> _Rows from a figure dataset_
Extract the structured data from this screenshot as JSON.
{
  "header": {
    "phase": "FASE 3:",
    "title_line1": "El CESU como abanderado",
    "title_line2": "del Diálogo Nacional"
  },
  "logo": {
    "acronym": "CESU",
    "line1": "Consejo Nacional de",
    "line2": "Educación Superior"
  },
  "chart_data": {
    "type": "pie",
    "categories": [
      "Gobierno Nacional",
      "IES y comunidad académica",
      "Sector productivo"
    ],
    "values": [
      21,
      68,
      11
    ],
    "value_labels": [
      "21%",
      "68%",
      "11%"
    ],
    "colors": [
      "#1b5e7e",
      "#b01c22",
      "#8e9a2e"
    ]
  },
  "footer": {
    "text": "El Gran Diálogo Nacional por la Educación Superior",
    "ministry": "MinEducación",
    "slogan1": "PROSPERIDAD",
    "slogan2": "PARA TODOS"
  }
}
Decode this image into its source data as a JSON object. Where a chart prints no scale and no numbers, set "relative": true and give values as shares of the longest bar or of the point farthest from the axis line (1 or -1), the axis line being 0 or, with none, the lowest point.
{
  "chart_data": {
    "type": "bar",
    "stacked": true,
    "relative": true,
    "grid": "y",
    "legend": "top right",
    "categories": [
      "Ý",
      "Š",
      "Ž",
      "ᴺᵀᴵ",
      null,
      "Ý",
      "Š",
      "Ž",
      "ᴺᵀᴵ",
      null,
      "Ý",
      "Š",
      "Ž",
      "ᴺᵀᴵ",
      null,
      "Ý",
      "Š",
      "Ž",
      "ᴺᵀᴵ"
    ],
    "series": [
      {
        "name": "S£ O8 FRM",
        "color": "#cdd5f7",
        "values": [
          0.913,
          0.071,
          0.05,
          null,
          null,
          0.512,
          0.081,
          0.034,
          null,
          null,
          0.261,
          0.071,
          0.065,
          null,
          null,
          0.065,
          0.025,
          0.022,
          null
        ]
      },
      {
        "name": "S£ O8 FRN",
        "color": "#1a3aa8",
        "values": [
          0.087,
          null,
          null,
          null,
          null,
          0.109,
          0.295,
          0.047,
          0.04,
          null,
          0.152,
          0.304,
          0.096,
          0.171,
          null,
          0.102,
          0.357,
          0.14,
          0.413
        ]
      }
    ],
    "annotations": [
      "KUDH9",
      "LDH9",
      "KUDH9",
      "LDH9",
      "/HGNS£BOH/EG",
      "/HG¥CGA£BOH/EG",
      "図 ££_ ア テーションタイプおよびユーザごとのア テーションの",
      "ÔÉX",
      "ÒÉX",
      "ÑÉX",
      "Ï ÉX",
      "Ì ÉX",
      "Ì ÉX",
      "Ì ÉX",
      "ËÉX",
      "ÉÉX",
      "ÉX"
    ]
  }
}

> _Work to be completed_
Report how many lines in the records hold the word "this", giving the number and nothing else.

> _Exercise output_
2